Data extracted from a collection
begin

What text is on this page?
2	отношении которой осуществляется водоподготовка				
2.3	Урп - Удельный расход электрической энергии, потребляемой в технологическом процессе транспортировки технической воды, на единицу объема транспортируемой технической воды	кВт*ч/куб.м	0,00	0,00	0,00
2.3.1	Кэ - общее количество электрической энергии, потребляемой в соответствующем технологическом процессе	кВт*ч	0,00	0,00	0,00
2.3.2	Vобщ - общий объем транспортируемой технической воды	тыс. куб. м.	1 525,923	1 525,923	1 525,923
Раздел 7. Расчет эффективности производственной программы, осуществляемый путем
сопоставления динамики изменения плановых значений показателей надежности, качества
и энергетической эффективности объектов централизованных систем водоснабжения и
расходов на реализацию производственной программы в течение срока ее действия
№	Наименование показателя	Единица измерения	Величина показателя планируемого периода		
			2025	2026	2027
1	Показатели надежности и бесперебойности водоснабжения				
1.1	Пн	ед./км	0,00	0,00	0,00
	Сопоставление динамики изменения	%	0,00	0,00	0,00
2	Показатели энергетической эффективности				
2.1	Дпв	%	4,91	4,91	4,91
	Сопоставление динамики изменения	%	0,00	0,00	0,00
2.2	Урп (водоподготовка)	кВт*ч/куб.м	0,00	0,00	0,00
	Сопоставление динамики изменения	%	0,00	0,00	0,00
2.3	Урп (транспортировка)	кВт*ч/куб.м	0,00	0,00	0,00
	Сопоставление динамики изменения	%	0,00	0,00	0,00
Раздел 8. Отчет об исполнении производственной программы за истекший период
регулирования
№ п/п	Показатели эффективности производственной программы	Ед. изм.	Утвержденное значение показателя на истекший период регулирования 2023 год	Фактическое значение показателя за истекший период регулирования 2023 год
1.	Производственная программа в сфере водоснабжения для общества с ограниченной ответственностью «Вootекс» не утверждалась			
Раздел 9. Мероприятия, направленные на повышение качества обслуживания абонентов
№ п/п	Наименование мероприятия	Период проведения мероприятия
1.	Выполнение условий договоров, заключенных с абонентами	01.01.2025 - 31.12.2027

end

> _Stated task_
Write out the entries above once more, without altering anything.

> _Solution to this exercise_
What text is on this page?
2	отношении которой осуществляется водоподготовка				
2.3	Урп - Удельный расход электрической энергии, потребляемой в технологическом процессе транспортировки технической воды, на единицу объема транспортируемой технической воды	кВт*ч/куб.м	0,00	0,00	0,00
2.3.1	Кэ - общее количество электрической энергии, потребляемой в соответствующем технологическом процессе	кВт*ч	0,00	0,00	0,00
2.3.2	Vобщ - общий объем транспортируемой технической воды	тыс. куб. м.	1 525,923	1 525,923	1 525,923
Раздел 7. Расчет эффективности производственной программы, осуществляемый путем
сопоставления динамики изменения плановых значений показателей надежности, качества
и энергетической эффективности объектов централизованных систем водоснабжения и
расходов на реализацию производственной программы в течение срока ее действия
№	Наименование показателя	Единица измерения	Величина показателя планируемого периода		
			2025	2026	2027
1	Показатели надежности и бесперебойности водоснабжения				
1.1	Пн	ед./км	0,00	0,00	0,00
	Сопоставление динамики изменения	%	0,00	0,00	0,00
2	Показатели энергетической эффективности				
2.1	Дпв	%	4,91	4,91	4,91
	Сопоставление динамики изменения	%	0,00	0,00	0,00
2.2	Урп (водоподготовка)	кВт*ч/куб.м	0,00	0,00	0,00
	Сопоставление динамики изменения	%	0,00	0,00	0,00
2.3	Урп (транспортировка)	кВт*ч/куб.м	0,00	0,00	0,00
	Сопоставление динамики изменения	%	0,00	0,00	0,00
Раздел 8. Отчет об исполнении производственной программы за истекший период
регулирования
№ п/п	Показатели эффективности производственной программы	Ед. изм.	Утвержденное значение показателя на истекший период регулирования 2023 год	Фактическое значение показателя за истекший период регулирования 2023 год
1.	Производственная программа в сфере водоснабжения для общества с ограниченной ответственностью «Вootекс» не утверждалась			
Раздел 9. Мероприятия, направленные на повышение качества обслуживания абонентов
№ п/п	Наименование мероприятия	Период проведения мероприятия
1.	Выполнение условий договоров, заключенных с абонентами	01.01.2025 - 31.12.2027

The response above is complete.